TEXTBLOCK:

Der Fotograf und Kolumnist Klimek (von dem auch mehrere Artikel auf VICE veröffentlicht wurden) schrieb erst, dass die Debatte um Sargnagel und den dazugehörigen Krone-Artikel zum "Allerdümmsten" gehöre, was eine Szene zu bieten habe und Wien auf dem Weg in die Totalverdummung sei und Sargnagel dazu beitrage, wozu es sonst aber nicht mehr zu sagen gebe. Außerdem spann er die Glavinic-Geschichte fort und schrieb, dass Sargnagel gehackte Sexualbilder von Glavinic auf ihre Facebook-Seite stellte.

Wenig später hatte er dann doch noch was zu sagen und prangerte die neu aufflammende Frauenfeindlichkeit an: "Solidarität mit Stefanie Sargnagel kann ich hinnehmen (und will sie hinnehmen), wenn diese als Solidarität mit allen Frauen zu verstehen ist – kulturell tätig oder nicht, das ist egal. Denn das Spinnrad läuft gerade mit hoher Geschwindigkeit rückwärts."

Außerdem könne man den Journalismus der Krone nicht länger tolerieren. Vielleicht nicht ganz absichtlich fasst er die Thematik somit ziemlich gut zusammen.

ZIELE:
a. Schreibe den Abschnitt aus dem Text über die Sargnagel-Debatte wortgetreu ab, beginnend bei „Der Fotograf und“ und endend bei „ihre Facebook-Seite stellte.“.
b. Wessen Journalismus kann man laut dem Text über die Sargnagel-Debatte nicht länger tolerieren?

DATEN:
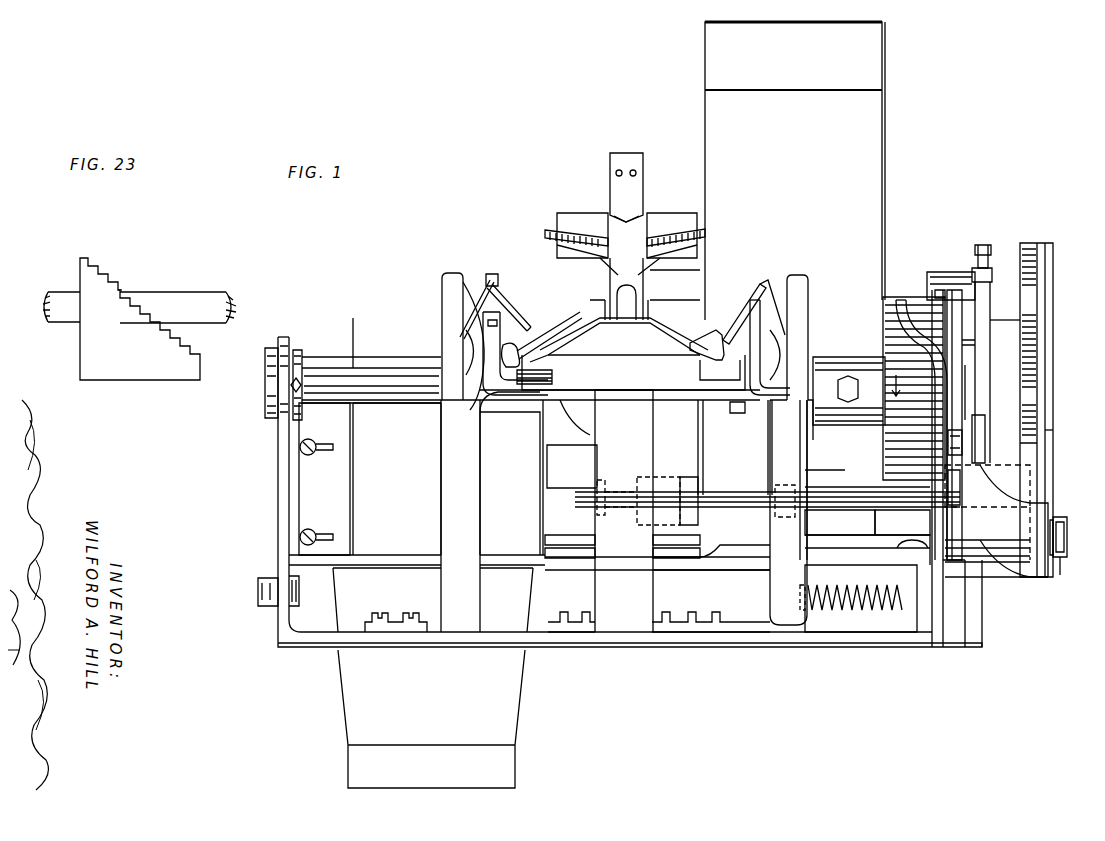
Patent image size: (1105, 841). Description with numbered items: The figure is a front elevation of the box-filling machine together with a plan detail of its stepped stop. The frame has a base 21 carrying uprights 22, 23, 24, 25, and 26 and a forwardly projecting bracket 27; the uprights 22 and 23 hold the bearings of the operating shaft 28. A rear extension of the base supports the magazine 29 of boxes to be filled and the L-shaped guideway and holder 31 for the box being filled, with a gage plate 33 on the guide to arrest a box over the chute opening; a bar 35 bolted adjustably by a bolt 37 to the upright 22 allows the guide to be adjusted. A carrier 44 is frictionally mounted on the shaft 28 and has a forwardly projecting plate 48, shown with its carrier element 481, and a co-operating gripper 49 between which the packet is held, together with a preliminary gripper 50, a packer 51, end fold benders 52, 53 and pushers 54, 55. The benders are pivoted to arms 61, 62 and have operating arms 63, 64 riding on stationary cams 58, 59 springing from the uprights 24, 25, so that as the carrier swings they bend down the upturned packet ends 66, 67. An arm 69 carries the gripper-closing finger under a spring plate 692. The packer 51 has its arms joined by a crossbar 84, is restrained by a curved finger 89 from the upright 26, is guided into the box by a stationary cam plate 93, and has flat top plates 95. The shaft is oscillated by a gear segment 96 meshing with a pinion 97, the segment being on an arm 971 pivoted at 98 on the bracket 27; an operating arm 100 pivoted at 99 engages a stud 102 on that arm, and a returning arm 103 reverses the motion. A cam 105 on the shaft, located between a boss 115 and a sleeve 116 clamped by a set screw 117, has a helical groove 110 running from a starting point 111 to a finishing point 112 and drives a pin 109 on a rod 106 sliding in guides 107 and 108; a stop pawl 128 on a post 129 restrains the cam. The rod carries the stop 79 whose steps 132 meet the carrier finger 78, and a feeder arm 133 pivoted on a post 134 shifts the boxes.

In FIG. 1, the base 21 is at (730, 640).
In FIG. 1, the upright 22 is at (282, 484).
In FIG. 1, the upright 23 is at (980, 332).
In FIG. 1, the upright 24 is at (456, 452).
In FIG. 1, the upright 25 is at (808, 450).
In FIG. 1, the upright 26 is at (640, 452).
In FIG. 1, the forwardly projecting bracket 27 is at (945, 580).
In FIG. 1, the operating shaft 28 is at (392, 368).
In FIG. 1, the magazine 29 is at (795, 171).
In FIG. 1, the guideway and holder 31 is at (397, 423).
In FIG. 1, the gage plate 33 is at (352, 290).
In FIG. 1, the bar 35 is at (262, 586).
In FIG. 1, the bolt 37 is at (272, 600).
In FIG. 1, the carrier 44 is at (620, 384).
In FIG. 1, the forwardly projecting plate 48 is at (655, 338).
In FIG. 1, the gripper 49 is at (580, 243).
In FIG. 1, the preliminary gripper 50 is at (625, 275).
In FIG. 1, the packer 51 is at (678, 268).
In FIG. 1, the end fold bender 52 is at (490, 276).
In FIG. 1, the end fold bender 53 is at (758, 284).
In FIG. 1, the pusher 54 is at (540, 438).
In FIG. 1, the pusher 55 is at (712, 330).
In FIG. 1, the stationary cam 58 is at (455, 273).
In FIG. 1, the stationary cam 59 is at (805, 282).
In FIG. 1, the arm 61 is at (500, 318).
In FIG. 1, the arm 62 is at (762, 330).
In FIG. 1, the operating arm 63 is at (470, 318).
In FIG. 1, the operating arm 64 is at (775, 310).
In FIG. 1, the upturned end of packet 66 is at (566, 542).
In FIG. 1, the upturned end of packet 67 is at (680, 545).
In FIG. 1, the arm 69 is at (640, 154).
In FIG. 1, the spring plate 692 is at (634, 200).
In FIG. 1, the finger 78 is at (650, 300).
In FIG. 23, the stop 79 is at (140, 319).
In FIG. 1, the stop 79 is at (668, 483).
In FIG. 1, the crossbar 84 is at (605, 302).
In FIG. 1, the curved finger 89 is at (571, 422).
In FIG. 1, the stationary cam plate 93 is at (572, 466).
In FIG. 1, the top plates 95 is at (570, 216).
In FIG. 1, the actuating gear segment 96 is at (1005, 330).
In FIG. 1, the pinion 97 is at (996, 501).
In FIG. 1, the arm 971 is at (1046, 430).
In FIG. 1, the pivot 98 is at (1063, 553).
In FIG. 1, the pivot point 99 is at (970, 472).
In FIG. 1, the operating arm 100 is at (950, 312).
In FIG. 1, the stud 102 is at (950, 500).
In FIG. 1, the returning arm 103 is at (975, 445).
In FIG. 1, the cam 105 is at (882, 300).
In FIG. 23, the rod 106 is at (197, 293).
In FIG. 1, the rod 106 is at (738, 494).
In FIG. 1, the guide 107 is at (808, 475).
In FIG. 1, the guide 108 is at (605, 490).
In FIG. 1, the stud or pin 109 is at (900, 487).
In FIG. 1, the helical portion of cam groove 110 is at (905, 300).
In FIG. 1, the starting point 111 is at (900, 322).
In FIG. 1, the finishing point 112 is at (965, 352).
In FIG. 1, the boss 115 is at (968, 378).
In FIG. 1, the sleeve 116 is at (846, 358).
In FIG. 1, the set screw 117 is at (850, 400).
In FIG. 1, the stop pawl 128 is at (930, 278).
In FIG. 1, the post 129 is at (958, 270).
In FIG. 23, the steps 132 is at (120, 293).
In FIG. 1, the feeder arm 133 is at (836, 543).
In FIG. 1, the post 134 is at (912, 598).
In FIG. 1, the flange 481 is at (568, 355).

GELÖSTE AUFGABEN:
a.
Der Fotograf und Kolumnist Klimek (von dem auch mehrere Artikel auf VICE veröffentlicht wurden) schrieb erst, dass die Debatte um Sargnagel und den dazugehörigen Krone-Artikel zum "Allerdümmsten" gehöre, was eine Szene zu bieten habe und Wien auf dem Weg in die Totalverdummung sei und Sargnagel dazu beitrage, wozu es sonst aber nicht mehr zu sagen gebe. Außerdem spann er die Glavinic-Geschichte fort und schrieb, dass Sargnagel gehackte Sexualbilder von Glavinic auf ihre Facebook-Seite stellte.

b. Den Journalismus der Krone.